> Aim: Read the data and repeat all of it exactly.

> Input for this task:
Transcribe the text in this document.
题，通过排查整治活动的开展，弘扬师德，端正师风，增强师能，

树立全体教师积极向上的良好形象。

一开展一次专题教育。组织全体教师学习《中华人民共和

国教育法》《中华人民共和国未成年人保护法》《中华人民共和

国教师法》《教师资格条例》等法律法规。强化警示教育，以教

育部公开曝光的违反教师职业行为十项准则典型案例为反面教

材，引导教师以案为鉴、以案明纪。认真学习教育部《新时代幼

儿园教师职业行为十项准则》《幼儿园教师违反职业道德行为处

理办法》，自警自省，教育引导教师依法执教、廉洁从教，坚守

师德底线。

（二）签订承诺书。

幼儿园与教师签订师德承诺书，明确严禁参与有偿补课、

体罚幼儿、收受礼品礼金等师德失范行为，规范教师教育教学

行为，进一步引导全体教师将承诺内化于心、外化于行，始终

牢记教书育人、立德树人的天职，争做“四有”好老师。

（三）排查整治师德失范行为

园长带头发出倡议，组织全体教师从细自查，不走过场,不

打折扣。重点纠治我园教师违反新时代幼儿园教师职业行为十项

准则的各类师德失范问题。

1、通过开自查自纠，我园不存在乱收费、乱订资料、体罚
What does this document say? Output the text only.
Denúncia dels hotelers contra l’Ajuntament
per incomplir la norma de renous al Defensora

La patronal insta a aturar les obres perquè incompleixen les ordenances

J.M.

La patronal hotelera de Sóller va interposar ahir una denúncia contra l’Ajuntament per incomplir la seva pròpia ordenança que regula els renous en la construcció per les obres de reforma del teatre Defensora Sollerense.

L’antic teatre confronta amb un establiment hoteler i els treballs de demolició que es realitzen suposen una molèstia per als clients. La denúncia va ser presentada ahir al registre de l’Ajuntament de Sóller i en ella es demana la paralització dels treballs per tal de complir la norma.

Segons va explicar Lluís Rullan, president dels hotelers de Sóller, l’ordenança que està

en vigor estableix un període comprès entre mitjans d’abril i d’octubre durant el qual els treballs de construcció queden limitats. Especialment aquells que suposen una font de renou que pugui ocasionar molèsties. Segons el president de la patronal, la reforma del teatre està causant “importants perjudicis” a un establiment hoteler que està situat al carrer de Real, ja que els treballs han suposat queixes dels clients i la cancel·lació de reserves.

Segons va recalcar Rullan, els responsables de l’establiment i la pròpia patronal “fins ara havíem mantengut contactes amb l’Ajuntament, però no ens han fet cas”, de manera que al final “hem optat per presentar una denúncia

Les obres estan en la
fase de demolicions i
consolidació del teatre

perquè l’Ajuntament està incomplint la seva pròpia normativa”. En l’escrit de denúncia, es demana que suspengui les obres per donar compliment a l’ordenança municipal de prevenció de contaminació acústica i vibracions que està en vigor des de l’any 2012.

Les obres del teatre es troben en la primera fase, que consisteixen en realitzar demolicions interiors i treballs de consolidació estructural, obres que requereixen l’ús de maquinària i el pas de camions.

> Full answer:
Transcribe the text in this document.
题，通过排查整治活动的开展，弘扬师德，端正师风，增强师能，

树立全体教师积极向上的良好形象。

一开展一次专题教育。组织全体教师学习《中华人民共和

国教育法》《中华人民共和国未成年人保护法》《中华人民共和

国教师法》《教师资格条例》等法律法规。强化警示教育，以教

育部公开曝光的违反教师职业行为十项准则典型案例为反面教

材，引导教师以案为鉴、以案明纪。认真学习教育部《新时代幼

儿园教师职业行为十项准则》《幼儿园教师违反职业道德行为处

理办法》，自警自省，教育引导教师依法执教、廉洁从教，坚守

师德底线。

（二）签订承诺书。

幼儿园与教师签订师德承诺书，明确严禁参与有偿补课、

体罚幼儿、收受礼品礼金等师德失范行为，规范教师教育教学

行为，进一步引导全体教师将承诺内化于心、外化于行，始终

牢记教书育人、立德树人的天职，争做“四有”好老师。

（三）排查整治师德失范行为

园长带头发出倡议，组织全体教师从细自查，不走过场,不

打折扣。重点纠治我园教师违反新时代幼儿园教师职业行为十项

准则的各类师德失范问题。

1、通过开自查自纠，我园不存在乱收费、乱订资料、体罚
What does this document say? Output the text only.
Denúncia dels hotelers contra l’Ajuntament
per incomplir la norma de renous al Defensora

La patronal insta a aturar les obres perquè incompleixen les ordenances

J.M.

La patronal hotelera de Sóller va interposar ahir una denúncia contra l’Ajuntament per incomplir la seva pròpia ordenança que regula els renous en la construcció per les obres de reforma del teatre Defensora Sollerense.

L’antic teatre confronta amb un establiment hoteler i els treballs de demolició que es realitzen suposen una molèstia per als clients. La denúncia va ser presentada ahir al registre de l’Ajuntament de Sóller i en ella es demana la paralització dels treballs per tal de complir la norma.

Segons va explicar Lluís Rullan, president dels hotelers de Sóller, l’ordenança que està

en vigor estableix un període comprès entre mitjans d’abril i d’octubre durant el qual els treballs de construcció queden limitats. Especialment aquells que suposen una font de renou que pugui ocasionar molèsties. Segons el president de la patronal, la reforma del teatre està causant “importants perjudicis” a un establiment hoteler que està situat al carrer de Real, ja que els treballs han suposat queixes dels clients i la cancel·lació de reserves.

Segons va recalcar Rullan, els responsables de l’establiment i la pròpia patronal “fins ara havíem mantengut contactes amb l’Ajuntament, però no ens han fet cas”, de manera que al final “hem optat per presentar una denúncia

Les obres estan en la
fase de demolicions i
consolidació del teatre

perquè l’Ajuntament està incomplint la seva pròpia normativa”. En l’escrit de denúncia, es demana que suspengui les obres per donar compliment a l’ordenança municipal de prevenció de contaminació acústica i vibracions que està en vigor des de l’any 2012.

Les obres del teatre es troben en la primera fase, que consisteixen en realitzar demolicions interiors i treballs de consolidació estructural, obres que requereixen l’ús de maquinària i el pas de camions.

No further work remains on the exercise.